◆ **WORK INSTRUCTIONS**
Reproduce this listing in full.

Dataset items
***

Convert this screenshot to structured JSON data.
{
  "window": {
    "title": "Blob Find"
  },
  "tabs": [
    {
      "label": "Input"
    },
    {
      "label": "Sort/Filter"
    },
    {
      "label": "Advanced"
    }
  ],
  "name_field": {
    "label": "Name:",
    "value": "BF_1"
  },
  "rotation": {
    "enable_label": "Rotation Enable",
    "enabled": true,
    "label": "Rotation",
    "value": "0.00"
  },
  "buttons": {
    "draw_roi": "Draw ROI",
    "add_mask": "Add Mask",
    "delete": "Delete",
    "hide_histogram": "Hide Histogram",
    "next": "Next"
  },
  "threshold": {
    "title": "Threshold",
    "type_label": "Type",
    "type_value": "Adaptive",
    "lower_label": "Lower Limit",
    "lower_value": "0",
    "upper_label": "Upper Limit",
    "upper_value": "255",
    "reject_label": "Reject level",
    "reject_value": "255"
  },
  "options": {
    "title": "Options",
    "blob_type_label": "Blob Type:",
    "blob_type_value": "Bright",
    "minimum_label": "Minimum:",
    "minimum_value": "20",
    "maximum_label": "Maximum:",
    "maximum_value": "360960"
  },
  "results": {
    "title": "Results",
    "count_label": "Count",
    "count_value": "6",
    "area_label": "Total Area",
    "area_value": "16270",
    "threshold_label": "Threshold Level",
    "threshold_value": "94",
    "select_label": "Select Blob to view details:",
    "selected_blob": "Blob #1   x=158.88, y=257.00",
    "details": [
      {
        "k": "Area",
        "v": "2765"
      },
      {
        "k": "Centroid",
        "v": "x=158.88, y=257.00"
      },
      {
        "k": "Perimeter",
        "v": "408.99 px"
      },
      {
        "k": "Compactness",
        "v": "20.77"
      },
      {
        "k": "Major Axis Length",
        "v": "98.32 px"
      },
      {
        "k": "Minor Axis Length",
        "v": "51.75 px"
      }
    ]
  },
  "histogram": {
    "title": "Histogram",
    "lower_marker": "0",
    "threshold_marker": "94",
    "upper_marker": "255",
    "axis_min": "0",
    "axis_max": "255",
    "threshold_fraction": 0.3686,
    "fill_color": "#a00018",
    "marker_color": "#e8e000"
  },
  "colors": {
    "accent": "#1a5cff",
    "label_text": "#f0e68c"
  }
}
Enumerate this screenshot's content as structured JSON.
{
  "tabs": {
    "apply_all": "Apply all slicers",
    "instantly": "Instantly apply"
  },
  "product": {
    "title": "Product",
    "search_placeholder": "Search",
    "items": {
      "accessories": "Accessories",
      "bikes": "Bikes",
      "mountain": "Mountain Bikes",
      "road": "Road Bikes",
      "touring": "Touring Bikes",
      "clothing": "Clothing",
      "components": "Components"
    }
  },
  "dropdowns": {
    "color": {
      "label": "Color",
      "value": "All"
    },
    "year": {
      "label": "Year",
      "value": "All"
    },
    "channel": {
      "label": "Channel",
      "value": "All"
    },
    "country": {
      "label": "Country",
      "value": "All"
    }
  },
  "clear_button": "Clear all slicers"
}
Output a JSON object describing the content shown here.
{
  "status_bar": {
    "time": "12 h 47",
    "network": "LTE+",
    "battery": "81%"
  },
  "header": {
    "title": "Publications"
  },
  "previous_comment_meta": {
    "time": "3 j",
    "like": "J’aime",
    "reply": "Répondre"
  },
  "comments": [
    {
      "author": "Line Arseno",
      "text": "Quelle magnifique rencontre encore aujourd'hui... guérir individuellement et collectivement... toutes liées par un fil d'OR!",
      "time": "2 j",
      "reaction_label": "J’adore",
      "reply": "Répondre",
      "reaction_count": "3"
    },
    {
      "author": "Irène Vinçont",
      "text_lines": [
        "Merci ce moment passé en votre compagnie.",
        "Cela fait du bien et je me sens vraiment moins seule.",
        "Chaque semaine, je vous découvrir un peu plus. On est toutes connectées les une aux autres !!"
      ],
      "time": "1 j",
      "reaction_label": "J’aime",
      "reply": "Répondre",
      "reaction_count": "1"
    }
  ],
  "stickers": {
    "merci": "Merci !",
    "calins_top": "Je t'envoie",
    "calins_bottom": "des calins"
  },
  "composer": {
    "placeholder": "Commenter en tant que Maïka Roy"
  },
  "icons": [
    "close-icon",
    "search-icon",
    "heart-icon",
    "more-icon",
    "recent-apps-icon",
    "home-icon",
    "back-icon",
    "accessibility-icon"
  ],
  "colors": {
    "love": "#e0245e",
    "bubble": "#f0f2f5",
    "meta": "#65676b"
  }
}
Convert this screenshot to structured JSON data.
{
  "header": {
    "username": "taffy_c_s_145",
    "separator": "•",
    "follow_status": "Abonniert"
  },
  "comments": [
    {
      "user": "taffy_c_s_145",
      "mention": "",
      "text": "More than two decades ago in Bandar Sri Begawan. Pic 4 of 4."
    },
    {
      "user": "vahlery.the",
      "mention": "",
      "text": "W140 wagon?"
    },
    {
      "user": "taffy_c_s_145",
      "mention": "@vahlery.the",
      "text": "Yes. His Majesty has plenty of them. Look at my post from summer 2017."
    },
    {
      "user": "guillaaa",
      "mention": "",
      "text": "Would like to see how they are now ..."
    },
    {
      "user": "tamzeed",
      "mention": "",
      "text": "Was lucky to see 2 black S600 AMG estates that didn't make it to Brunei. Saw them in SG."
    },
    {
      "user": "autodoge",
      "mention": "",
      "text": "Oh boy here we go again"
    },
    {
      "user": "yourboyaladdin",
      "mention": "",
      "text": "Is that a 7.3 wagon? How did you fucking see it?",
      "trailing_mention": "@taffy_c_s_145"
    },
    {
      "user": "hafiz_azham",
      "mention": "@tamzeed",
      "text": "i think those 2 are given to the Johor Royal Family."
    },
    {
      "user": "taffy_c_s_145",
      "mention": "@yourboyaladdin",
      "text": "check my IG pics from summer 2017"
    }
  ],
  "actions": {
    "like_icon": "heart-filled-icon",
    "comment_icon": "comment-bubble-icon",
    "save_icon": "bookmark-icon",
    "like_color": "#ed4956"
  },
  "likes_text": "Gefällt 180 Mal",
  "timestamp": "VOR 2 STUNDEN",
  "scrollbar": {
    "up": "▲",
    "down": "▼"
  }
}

***

◆ **TASK RESULT**
Convert this screenshot to structured JSON data.
{
  "window": {
    "title": "Blob Find"
  },
  "tabs": [
    {
      "label": "Input"
    },
    {
      "label": "Sort/Filter"
    },
    {
      "label": "Advanced"
    }
  ],
  "name_field": {
    "label": "Name:",
    "value": "BF_1"
  },
  "rotation": {
    "enable_label": "Rotation Enable",
    "enabled": true,
    "label": "Rotation",
    "value": "0.00"
  },
  "buttons": {
    "draw_roi": "Draw ROI",
    "add_mask": "Add Mask",
    "delete": "Delete",
    "hide_histogram": "Hide Histogram",
    "next": "Next"
  },
  "threshold": {
    "title": "Threshold",
    "type_label": "Type",
    "type_value": "Adaptive",
    "lower_label": "Lower Limit",
    "lower_value": "0",
    "upper_label": "Upper Limit",
    "upper_value": "255",
    "reject_label": "Reject level",
    "reject_value": "255"
  },
  "options": {
    "title": "Options",
    "blob_type_label": "Blob Type:",
    "blob_type_value": "Bright",
    "minimum_label": "Minimum:",
    "minimum_value": "20",
    "maximum_label": "Maximum:",
    "maximum_value": "360960"
  },
  "results": {
    "title": "Results",
    "count_label": "Count",
    "count_value": "6",
    "area_label": "Total Area",
    "area_value": "16270",
    "threshold_label": "Threshold Level",
    "threshold_value": "94",
    "select_label": "Select Blob to view details:",
    "selected_blob": "Blob #1   x=158.88, y=257.00",
    "details": [
      {
        "k": "Area",
        "v": "2765"
      },
      {
        "k": "Centroid",
        "v": "x=158.88, y=257.00"
      },
      {
        "k": "Perimeter",
        "v": "408.99 px"
      },
      {
        "k": "Compactness",
        "v": "20.77"
      },
      {
        "k": "Major Axis Length",
        "v": "98.32 px"
      },
      {
        "k": "Minor Axis Length",
        "v": "51.75 px"
      }
    ]
  },
  "histogram": {
    "title": "Histogram",
    "lower_marker": "0",
    "threshold_marker": "94",
    "upper_marker": "255",
    "axis_min": "0",
    "axis_max": "255",
    "threshold_fraction": 0.3686,
    "fill_color": "#a00018",
    "marker_color": "#e8e000"
  },
  "colors": {
    "accent": "#1a5cff",
    "label_text": "#f0e68c"
  }
}
Enumerate this screenshot's content as structured JSON.
{
  "tabs": {
    "apply_all": "Apply all slicers",
    "instantly": "Instantly apply"
  },
  "product": {
    "title": "Product",
    "search_placeholder": "Search",
    "items": {
      "accessories": "Accessories",
      "bikes": "Bikes",
      "mountain": "Mountain Bikes",
      "road": "Road Bikes",
      "touring": "Touring Bikes",
      "clothing": "Clothing",
      "components": "Components"
    }
  },
  "dropdowns": {
    "color": {
      "label": "Color",
      "value": "All"
    },
    "year": {
      "label": "Year",
      "value": "All"
    },
    "channel": {
      "label": "Channel",
      "value": "All"
    },
    "country": {
      "label": "Country",
      "value": "All"
    }
  },
  "clear_button": "Clear all slicers"
}
Output a JSON object describing the content shown here.
{
  "status_bar": {
    "time": "12 h 47",
    "network": "LTE+",
    "battery": "81%"
  },
  "header": {
    "title": "Publications"
  },
  "previous_comment_meta": {
    "time": "3 j",
    "like": "J’aime",
    "reply": "Répondre"
  },
  "comments": [
    {
      "author": "Line Arseno",
      "text": "Quelle magnifique rencontre encore aujourd'hui... guérir individuellement et collectivement... toutes liées par un fil d'OR!",
      "time": "2 j",
      "reaction_label": "J’adore",
      "reply": "Répondre",
      "reaction_count": "3"
    },
    {
      "author": "Irène Vinçont",
      "text_lines": [
        "Merci ce moment passé en votre compagnie.",
        "Cela fait du bien et je me sens vraiment moins seule.",
        "Chaque semaine, je vous découvrir un peu plus. On est toutes connectées les une aux autres !!"
      ],
      "time": "1 j",
      "reaction_label": "J’aime",
      "reply": "Répondre",
      "reaction_count": "1"
    }
  ],
  "stickers": {
    "merci": "Merci !",
    "calins_top": "Je t'envoie",
    "calins_bottom": "des calins"
  },
  "composer": {
    "placeholder": "Commenter en tant que Maïka Roy"
  },
  "icons": [
    "close-icon",
    "search-icon",
    "heart-icon",
    "more-icon",
    "recent-apps-icon",
    "home-icon",
    "back-icon",
    "accessibility-icon"
  ],
  "colors": {
    "love": "#e0245e",
    "bubble": "#f0f2f5",
    "meta": "#65676b"
  }
}
Convert this screenshot to structured JSON data.
{
  "header": {
    "username": "taffy_c_s_145",
    "separator": "•",
    "follow_status": "Abonniert"
  },
  "comments": [
    {
      "user": "taffy_c_s_145",
      "mention": "",
      "text": "More than two decades ago in Bandar Sri Begawan. Pic 4 of 4."
    },
    {
      "user": "vahlery.the",
      "mention": "",
      "text": "W140 wagon?"
    },
    {
      "user": "taffy_c_s_145",
      "mention": "@vahlery.the",
      "text": "Yes. His Majesty has plenty of them. Look at my post from summer 2017."
    },
    {
      "user": "guillaaa",
      "mention": "",
      "text": "Would like to see how they are now ..."
    },
    {
      "user": "tamzeed",
      "mention": "",
      "text": "Was lucky to see 2 black S600 AMG estates that didn't make it to Brunei. Saw them in SG."
    },
    {
      "user": "autodoge",
      "mention": "",
      "text": "Oh boy here we go again"
    },
    {
      "user": "yourboyaladdin",
      "mention": "",
      "text": "Is that a 7.3 wagon? How did you fucking see it?",
      "trailing_mention": "@taffy_c_s_145"
    },
    {
      "user": "hafiz_azham",
      "mention": "@tamzeed",
      "text": "i think those 2 are given to the Johor Royal Family."
    },
    {
      "user": "taffy_c_s_145",
      "mention": "@yourboyaladdin",
      "text": "check my IG pics from summer 2017"
    }
  ],
  "actions": {
    "like_icon": "heart-filled-icon",
    "comment_icon": "comment-bubble-icon",
    "save_icon": "bookmark-icon",
    "like_color": "#ed4956"
  },
  "likes_text": "Gefällt 180 Mal",
  "timestamp": "VOR 2 STUNDEN",
  "scrollbar": {
    "up": "▲",
    "down": "▼"
  }
}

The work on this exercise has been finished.